Every record must be written out once more, with nothing added or omitted.
------
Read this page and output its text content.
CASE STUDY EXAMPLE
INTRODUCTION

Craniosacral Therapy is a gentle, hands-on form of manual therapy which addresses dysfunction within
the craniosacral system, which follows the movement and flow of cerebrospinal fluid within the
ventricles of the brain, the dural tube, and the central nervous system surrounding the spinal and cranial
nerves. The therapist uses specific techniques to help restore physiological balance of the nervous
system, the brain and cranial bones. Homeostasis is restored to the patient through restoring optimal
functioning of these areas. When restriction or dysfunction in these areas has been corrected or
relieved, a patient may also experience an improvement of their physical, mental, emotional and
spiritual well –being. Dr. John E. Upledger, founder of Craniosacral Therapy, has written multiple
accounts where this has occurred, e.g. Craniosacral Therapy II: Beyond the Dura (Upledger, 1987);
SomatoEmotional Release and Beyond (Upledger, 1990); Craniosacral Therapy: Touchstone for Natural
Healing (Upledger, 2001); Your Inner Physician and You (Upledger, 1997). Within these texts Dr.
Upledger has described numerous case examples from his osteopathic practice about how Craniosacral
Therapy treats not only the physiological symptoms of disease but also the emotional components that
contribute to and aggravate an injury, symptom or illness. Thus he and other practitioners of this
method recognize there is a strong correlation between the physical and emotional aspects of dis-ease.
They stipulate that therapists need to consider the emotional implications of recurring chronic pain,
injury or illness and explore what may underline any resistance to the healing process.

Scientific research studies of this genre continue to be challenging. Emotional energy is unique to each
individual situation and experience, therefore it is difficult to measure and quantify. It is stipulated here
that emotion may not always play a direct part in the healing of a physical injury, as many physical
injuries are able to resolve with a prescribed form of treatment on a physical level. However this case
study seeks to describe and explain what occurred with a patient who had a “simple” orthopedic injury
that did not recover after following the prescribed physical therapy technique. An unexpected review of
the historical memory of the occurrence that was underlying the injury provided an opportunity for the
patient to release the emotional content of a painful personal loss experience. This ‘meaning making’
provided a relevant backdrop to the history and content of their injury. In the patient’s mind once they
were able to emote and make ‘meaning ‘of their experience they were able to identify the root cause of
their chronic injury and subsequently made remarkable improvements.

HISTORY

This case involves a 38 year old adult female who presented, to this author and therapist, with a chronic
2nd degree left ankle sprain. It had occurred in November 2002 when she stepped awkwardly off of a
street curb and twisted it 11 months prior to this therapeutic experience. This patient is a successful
------
| Completed exercise |
Read this page and output its text content.
CASE STUDY EXAMPLE
INTRODUCTION

Craniosacral Therapy is a gentle, hands-on form of manual therapy which addresses dysfunction within
the craniosacral system, which follows the movement and flow of cerebrospinal fluid within the
ventricles of the brain, the dural tube, and the central nervous system surrounding the spinal and cranial
nerves. The therapist uses specific techniques to help restore physiological balance of the nervous
system, the brain and cranial bones. Homeostasis is restored to the patient through restoring optimal
functioning of these areas. When restriction or dysfunction in these areas has been corrected or
relieved, a patient may also experience an improvement of their physical, mental, emotional and
spiritual well –being. Dr. John E. Upledger, founder of Craniosacral Therapy, has written multiple
accounts where this has occurred, e.g. Craniosacral Therapy II: Beyond the Dura (Upledger, 1987);
SomatoEmotional Release and Beyond (Upledger, 1990); Craniosacral Therapy: Touchstone for Natural
Healing (Upledger, 2001); Your Inner Physician and You (Upledger, 1997). Within these texts Dr.
Upledger has described numerous case examples from his osteopathic practice about how Craniosacral
Therapy treats not only the physiological symptoms of disease but also the emotional components that
contribute to and aggravate an injury, symptom or illness. Thus he and other practitioners of this
method recognize there is a strong correlation between the physical and emotional aspects of dis-ease.
They stipulate that therapists need to consider the emotional implications of recurring chronic pain,
injury or illness and explore what may underline any resistance to the healing process.

Scientific research studies of this genre continue to be challenging. Emotional energy is unique to each
individual situation and experience, therefore it is difficult to measure and quantify. It is stipulated here
that emotion may not always play a direct part in the healing of a physical injury, as many physical
injuries are able to resolve with a prescribed form of treatment on a physical level. However this case
study seeks to describe and explain what occurred with a patient who had a “simple” orthopedic injury
that did not recover after following the prescribed physical therapy technique. An unexpected review of
the historical memory of the occurrence that was underlying the injury provided an opportunity for the
patient to release the emotional content of a painful personal loss experience. This ‘meaning making’
provided a relevant backdrop to the history and content of their injury. In the patient’s mind once they
were able to emote and make ‘meaning ‘of their experience they were able to identify the root cause of
their chronic injury and subsequently made remarkable improvements.

HISTORY

This case involves a 38 year old adult female who presented, to this author and therapist, with a chronic
2nd degree left ankle sprain. It had occurred in November 2002 when she stepped awkwardly off of a
street curb and twisted it 11 months prior to this therapeutic experience. This patient is a successful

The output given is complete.